> **Exercise**
Each line that follows is to be retyped exactly.

━━━ Input records ━━━

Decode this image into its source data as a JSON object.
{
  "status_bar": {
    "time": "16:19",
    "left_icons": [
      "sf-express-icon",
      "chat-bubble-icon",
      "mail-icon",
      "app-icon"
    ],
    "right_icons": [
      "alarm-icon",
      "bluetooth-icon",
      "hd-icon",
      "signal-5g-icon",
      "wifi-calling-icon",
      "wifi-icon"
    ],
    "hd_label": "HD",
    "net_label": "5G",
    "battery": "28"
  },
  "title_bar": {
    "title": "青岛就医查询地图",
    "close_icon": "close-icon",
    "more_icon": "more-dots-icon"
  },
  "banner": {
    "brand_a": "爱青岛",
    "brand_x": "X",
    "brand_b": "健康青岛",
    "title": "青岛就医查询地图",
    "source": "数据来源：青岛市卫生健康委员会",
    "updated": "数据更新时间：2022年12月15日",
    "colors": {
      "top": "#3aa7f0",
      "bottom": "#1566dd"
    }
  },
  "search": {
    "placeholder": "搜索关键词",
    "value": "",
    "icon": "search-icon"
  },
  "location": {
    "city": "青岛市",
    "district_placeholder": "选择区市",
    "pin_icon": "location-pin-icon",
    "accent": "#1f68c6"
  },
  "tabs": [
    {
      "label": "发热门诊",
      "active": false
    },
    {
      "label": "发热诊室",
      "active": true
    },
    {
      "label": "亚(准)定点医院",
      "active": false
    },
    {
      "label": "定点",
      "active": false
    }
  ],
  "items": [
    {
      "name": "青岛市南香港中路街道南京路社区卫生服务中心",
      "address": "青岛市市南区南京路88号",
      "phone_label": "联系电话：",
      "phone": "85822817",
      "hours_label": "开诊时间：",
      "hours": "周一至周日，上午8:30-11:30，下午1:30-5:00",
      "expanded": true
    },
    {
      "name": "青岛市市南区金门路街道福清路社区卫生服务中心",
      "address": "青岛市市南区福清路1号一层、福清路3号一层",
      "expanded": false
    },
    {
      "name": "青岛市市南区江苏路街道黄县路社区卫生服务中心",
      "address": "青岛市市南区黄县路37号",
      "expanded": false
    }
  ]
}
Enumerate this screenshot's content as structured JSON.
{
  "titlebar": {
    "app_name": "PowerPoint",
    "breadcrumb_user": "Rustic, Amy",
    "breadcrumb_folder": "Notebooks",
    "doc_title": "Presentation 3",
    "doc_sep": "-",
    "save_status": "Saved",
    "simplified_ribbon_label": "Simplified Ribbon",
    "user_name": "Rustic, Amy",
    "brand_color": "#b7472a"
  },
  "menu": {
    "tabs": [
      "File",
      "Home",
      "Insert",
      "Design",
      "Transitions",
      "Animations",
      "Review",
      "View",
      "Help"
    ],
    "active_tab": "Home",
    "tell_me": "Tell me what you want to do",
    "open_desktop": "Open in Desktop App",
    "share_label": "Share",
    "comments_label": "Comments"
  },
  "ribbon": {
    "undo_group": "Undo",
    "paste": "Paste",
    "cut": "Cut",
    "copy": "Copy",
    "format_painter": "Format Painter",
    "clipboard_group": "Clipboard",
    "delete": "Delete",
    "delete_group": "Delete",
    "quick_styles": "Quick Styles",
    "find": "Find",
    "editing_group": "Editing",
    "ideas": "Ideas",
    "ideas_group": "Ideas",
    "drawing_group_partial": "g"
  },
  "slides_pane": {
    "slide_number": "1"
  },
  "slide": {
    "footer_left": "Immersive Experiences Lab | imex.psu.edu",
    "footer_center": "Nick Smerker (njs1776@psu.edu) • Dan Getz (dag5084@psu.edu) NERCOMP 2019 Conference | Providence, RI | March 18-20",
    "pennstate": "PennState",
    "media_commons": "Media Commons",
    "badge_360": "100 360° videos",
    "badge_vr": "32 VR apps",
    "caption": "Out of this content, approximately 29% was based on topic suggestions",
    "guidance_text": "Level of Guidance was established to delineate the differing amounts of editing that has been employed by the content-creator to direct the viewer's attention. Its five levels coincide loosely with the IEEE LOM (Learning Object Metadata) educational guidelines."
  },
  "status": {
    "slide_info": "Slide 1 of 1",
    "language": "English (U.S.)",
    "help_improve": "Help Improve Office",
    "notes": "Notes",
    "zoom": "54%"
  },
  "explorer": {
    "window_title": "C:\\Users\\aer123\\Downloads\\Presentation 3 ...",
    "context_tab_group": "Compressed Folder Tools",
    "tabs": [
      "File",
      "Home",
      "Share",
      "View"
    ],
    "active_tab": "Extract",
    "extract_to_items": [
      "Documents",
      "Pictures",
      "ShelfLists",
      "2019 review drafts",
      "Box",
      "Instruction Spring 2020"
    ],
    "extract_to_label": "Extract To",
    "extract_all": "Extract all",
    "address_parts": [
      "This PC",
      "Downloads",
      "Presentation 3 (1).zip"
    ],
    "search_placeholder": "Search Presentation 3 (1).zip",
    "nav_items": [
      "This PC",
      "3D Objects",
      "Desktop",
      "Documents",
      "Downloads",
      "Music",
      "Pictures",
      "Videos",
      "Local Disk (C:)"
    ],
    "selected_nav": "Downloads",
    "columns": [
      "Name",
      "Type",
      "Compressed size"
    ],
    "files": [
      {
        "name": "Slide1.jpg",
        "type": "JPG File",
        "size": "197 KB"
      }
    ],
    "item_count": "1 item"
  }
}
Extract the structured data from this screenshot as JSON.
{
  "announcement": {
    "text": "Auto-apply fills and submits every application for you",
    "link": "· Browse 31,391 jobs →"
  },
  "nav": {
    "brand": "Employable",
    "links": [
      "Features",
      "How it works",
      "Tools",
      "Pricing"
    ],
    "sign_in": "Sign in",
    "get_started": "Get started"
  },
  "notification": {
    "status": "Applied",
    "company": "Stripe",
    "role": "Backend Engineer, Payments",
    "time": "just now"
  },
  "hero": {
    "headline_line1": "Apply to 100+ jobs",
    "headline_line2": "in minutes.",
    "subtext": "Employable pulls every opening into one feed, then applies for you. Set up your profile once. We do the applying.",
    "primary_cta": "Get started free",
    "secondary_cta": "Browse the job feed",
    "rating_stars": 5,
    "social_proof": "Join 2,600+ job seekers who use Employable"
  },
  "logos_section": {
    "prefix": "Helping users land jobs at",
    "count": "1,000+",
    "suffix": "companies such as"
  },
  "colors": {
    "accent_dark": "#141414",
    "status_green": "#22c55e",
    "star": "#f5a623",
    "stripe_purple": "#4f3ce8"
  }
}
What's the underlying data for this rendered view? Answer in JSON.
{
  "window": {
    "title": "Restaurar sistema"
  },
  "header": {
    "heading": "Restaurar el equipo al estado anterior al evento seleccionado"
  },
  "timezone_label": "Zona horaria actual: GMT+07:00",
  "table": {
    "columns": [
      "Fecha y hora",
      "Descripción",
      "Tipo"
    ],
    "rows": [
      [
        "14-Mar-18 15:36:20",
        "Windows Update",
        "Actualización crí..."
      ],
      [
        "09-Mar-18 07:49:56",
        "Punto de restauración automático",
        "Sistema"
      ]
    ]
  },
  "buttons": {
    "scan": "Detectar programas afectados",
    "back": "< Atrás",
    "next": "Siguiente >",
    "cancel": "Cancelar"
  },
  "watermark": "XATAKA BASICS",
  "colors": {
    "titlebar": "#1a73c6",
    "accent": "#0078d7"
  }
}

━━━

> **The answer**
Decode this image into its source data as a JSON object.
{
  "status_bar": {
    "time": "16:19",
    "left_icons": [
      "sf-express-icon",
      "chat-bubble-icon",
      "mail-icon",
      "app-icon"
    ],
    "right_icons": [
      "alarm-icon",
      "bluetooth-icon",
      "hd-icon",
      "signal-5g-icon",
      "wifi-calling-icon",
      "wifi-icon"
    ],
    "hd_label": "HD",
    "net_label": "5G",
    "battery": "28"
  },
  "title_bar": {
    "title": "青岛就医查询地图",
    "close_icon": "close-icon",
    "more_icon": "more-dots-icon"
  },
  "banner": {
    "brand_a": "爱青岛",
    "brand_x": "X",
    "brand_b": "健康青岛",
    "title": "青岛就医查询地图",
    "source": "数据来源：青岛市卫生健康委员会",
    "updated": "数据更新时间：2022年12月15日",
    "colors": {
      "top": "#3aa7f0",
      "bottom": "#1566dd"
    }
  },
  "search": {
    "placeholder": "搜索关键词",
    "value": "",
    "icon": "search-icon"
  },
  "location": {
    "city": "青岛市",
    "district_placeholder": "选择区市",
    "pin_icon": "location-pin-icon",
    "accent": "#1f68c6"
  },
  "tabs": [
    {
      "label": "发热门诊",
      "active": false
    },
    {
      "label": "发热诊室",
      "active": true
    },
    {
      "label": "亚(准)定点医院",
      "active": false
    },
    {
      "label": "定点",
      "active": false
    }
  ],
  "items": [
    {
      "name": "青岛市南香港中路街道南京路社区卫生服务中心",
      "address": "青岛市市南区南京路88号",
      "phone_label": "联系电话：",
      "phone": "85822817",
      "hours_label": "开诊时间：",
      "hours": "周一至周日，上午8:30-11:30，下午1:30-5:00",
      "expanded": true
    },
    {
      "name": "青岛市市南区金门路街道福清路社区卫生服务中心",
      "address": "青岛市市南区福清路1号一层、福清路3号一层",
      "expanded": false
    },
    {
      "name": "青岛市市南区江苏路街道黄县路社区卫生服务中心",
      "address": "青岛市市南区黄县路37号",
      "expanded": false
    }
  ]
}
Enumerate this screenshot's content as structured JSON.
{
  "titlebar": {
    "app_name": "PowerPoint",
    "breadcrumb_user": "Rustic, Amy",
    "breadcrumb_folder": "Notebooks",
    "doc_title": "Presentation 3",
    "doc_sep": "-",
    "save_status": "Saved",
    "simplified_ribbon_label": "Simplified Ribbon",
    "user_name": "Rustic, Amy",
    "brand_color": "#b7472a"
  },
  "menu": {
    "tabs": [
      "File",
      "Home",
      "Insert",
      "Design",
      "Transitions",
      "Animations",
      "Review",
      "View",
      "Help"
    ],
    "active_tab": "Home",
    "tell_me": "Tell me what you want to do",
    "open_desktop": "Open in Desktop App",
    "share_label": "Share",
    "comments_label": "Comments"
  },
  "ribbon": {
    "undo_group": "Undo",
    "paste": "Paste",
    "cut": "Cut",
    "copy": "Copy",
    "format_painter": "Format Painter",
    "clipboard_group": "Clipboard",
    "delete": "Delete",
    "delete_group": "Delete",
    "quick_styles": "Quick Styles",
    "find": "Find",
    "editing_group": "Editing",
    "ideas": "Ideas",
    "ideas_group": "Ideas",
    "drawing_group_partial": "g"
  },
  "slides_pane": {
    "slide_number": "1"
  },
  "slide": {
    "footer_left": "Immersive Experiences Lab | imex.psu.edu",
    "footer_center": "Nick Smerker (njs1776@psu.edu) • Dan Getz (dag5084@psu.edu) NERCOMP 2019 Conference | Providence, RI | March 18-20",
    "pennstate": "PennState",
    "media_commons": "Media Commons",
    "badge_360": "100 360° videos",
    "badge_vr": "32 VR apps",
    "caption": "Out of this content, approximately 29% was based on topic suggestions",
    "guidance_text": "Level of Guidance was established to delineate the differing amounts of editing that has been employed by the content-creator to direct the viewer's attention. Its five levels coincide loosely with the IEEE LOM (Learning Object Metadata) educational guidelines."
  },
  "status": {
    "slide_info": "Slide 1 of 1",
    "language": "English (U.S.)",
    "help_improve": "Help Improve Office",
    "notes": "Notes",
    "zoom": "54%"
  },
  "explorer": {
    "window_title": "C:\\Users\\aer123\\Downloads\\Presentation 3 ...",
    "context_tab_group": "Compressed Folder Tools",
    "tabs": [
      "File",
      "Home",
      "Share",
      "View"
    ],
    "active_tab": "Extract",
    "extract_to_items": [
      "Documents",
      "Pictures",
      "ShelfLists",
      "2019 review drafts",
      "Box",
      "Instruction Spring 2020"
    ],
    "extract_to_label": "Extract To",
    "extract_all": "Extract all",
    "address_parts": [
      "This PC",
      "Downloads",
      "Presentation 3 (1).zip"
    ],
    "search_placeholder": "Search Presentation 3 (1).zip",
    "nav_items": [
      "This PC",
      "3D Objects",
      "Desktop",
      "Documents",
      "Downloads",
      "Music",
      "Pictures",
      "Videos",
      "Local Disk (C:)"
    ],
    "selected_nav": "Downloads",
    "columns": [
      "Name",
      "Type",
      "Compressed size"
    ],
    "files": [
      {
        "name": "Slide1.jpg",
        "type": "JPG File",
        "size": "197 KB"
      }
    ],
    "item_count": "1 item"
  }
}
Extract the structured data from this screenshot as JSON.
{
  "announcement": {
    "text": "Auto-apply fills and submits every application for you",
    "link": "· Browse 31,391 jobs →"
  },
  "nav": {
    "brand": "Employable",
    "links": [
      "Features",
      "How it works",
      "Tools",
      "Pricing"
    ],
    "sign_in": "Sign in",
    "get_started": "Get started"
  },
  "notification": {
    "status": "Applied",
    "company": "Stripe",
    "role": "Backend Engineer, Payments",
    "time": "just now"
  },
  "hero": {
    "headline_line1": "Apply to 100+ jobs",
    "headline_line2": "in minutes.",
    "subtext": "Employable pulls every opening into one feed, then applies for you. Set up your profile once. We do the applying.",
    "primary_cta": "Get started free",
    "secondary_cta": "Browse the job feed",
    "rating_stars": 5,
    "social_proof": "Join 2,600+ job seekers who use Employable"
  },
  "logos_section": {
    "prefix": "Helping users land jobs at",
    "count": "1,000+",
    "suffix": "companies such as"
  },
  "colors": {
    "accent_dark": "#141414",
    "status_green": "#22c55e",
    "star": "#f5a623",
    "stripe_purple": "#4f3ce8"
  }
}
What's the underlying data for this rendered view? Answer in JSON.
{
  "window": {
    "title": "Restaurar sistema"
  },
  "header": {
    "heading": "Restaurar el equipo al estado anterior al evento seleccionado"
  },
  "timezone_label": "Zona horaria actual: GMT+07:00",
  "table": {
    "columns": [
      "Fecha y hora",
      "Descripción",
      "Tipo"
    ],
    "rows": [
      [
        "14-Mar-18 15:36:20",
        "Windows Update",
        "Actualización crí..."
      ],
      [
        "09-Mar-18 07:49:56",
        "Punto de restauración automático",
        "Sistema"
      ]
    ]
  },
  "buttons": {
    "scan": "Detectar programas afectados",
    "back": "< Atrás",
    "next": "Siguiente >",
    "cancel": "Cancelar"
  },
  "watermark": "XATAKA BASICS",
  "colors": {
    "titlebar": "#1a73c6",
    "accent": "#0078d7"
  }
}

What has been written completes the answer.